» **YOUR OBJECTIVE**:
Find every line in the records below that holds the word "vacances", and copy each one.

» **SUPPLIED DATA**:
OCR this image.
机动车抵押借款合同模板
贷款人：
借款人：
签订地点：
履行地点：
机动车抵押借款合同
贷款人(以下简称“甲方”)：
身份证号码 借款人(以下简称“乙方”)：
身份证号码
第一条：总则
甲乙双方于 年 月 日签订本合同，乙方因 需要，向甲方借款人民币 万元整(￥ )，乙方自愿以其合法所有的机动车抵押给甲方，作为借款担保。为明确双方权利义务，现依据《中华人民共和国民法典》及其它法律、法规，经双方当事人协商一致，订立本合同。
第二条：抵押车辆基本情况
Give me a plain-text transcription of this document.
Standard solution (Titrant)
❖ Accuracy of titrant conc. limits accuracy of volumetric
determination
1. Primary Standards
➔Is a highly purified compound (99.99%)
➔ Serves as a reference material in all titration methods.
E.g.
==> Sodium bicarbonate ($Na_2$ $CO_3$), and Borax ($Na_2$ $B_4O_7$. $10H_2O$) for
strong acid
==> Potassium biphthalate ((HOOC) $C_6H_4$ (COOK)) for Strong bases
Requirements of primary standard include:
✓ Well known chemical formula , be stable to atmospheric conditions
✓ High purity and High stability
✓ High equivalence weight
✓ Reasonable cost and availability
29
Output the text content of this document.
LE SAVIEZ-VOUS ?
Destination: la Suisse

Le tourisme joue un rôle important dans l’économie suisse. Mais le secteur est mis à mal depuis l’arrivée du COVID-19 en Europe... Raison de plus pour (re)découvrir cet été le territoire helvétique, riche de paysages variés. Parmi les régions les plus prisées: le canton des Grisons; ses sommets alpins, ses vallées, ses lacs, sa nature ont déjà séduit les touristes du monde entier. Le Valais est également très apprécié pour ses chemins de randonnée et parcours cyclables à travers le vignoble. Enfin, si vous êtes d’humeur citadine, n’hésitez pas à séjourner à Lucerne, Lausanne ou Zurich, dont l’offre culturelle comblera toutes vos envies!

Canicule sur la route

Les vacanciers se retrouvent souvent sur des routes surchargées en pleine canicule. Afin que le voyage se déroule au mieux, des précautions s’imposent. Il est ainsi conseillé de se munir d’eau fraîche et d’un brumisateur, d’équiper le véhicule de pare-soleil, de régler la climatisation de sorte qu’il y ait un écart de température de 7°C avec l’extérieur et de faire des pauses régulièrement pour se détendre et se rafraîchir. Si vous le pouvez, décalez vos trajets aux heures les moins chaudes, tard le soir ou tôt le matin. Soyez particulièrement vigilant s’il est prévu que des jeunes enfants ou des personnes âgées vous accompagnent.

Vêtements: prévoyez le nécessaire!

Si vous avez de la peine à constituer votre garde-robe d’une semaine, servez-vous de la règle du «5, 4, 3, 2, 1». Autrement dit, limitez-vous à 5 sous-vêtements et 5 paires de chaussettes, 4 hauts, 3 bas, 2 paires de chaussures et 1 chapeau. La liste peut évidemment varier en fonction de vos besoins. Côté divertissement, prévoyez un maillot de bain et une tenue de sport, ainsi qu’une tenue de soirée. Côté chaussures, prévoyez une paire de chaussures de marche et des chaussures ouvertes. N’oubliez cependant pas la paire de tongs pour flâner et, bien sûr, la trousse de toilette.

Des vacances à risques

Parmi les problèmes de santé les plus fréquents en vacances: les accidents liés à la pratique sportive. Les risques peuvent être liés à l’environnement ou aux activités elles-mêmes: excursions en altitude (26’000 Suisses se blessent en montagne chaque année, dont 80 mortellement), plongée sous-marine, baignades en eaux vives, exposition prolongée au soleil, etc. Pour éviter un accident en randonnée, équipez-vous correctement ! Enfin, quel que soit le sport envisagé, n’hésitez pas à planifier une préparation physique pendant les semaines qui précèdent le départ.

» **PROBLEM SOLUTION**:
Des vacances à risques
Parmi les problèmes de santé les plus fréquents en vacances: les accidents liés à la pratique sportive. Les risques peuvent être liés à l’environnement ou aux activités elles-mêmes: excursions en altitude (26’000 Suisses se blessent en montagne chaque année, dont 80 mortellement), plongée sous-marine, baignades en eaux vives, exposition prolongée au soleil, etc. Pour éviter un accident en randonnée, équipez-vous correctement ! Enfin, quel que soit le sport envisagé, n’hésitez pas à planifier une préparation physique pendant les semaines qui précèdent le départ.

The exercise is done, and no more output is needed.